* _Written problem_:
Look for the string "Modello" in the lines and copy each line that has it.

(Rows from a dataset)
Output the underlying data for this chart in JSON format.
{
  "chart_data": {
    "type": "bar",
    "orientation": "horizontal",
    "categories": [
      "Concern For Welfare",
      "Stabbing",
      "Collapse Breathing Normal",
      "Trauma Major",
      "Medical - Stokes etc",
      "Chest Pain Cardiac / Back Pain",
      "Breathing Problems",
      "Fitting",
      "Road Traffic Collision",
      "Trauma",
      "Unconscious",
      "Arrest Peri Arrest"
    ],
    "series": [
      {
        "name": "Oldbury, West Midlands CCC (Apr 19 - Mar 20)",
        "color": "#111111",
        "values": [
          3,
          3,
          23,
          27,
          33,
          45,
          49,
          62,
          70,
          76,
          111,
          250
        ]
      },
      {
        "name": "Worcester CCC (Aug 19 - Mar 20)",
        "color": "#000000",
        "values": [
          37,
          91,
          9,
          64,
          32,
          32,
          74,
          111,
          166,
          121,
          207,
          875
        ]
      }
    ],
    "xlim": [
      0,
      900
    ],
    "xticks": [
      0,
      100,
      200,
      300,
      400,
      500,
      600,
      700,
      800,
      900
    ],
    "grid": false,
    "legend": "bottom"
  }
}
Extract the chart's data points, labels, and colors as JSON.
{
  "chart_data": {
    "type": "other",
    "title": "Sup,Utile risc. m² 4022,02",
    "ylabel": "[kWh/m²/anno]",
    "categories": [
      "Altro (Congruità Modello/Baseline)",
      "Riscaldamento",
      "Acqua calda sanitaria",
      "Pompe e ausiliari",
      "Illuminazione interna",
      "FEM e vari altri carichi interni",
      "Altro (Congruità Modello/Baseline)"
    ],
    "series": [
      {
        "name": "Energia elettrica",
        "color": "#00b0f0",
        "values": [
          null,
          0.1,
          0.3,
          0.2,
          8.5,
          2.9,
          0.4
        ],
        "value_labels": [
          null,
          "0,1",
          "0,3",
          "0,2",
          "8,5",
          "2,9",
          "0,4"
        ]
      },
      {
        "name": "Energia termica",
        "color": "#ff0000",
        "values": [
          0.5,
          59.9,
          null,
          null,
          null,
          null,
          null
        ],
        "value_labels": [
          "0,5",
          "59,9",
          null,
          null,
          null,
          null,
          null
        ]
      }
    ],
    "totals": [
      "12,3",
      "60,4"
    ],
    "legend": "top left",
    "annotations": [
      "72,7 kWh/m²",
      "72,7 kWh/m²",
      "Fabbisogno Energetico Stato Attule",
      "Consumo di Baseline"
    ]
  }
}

* _Worked solution_:
      "Altro (Congruità Modello/Baseline)",
      "Altro (Congruità Modello/Baseline)"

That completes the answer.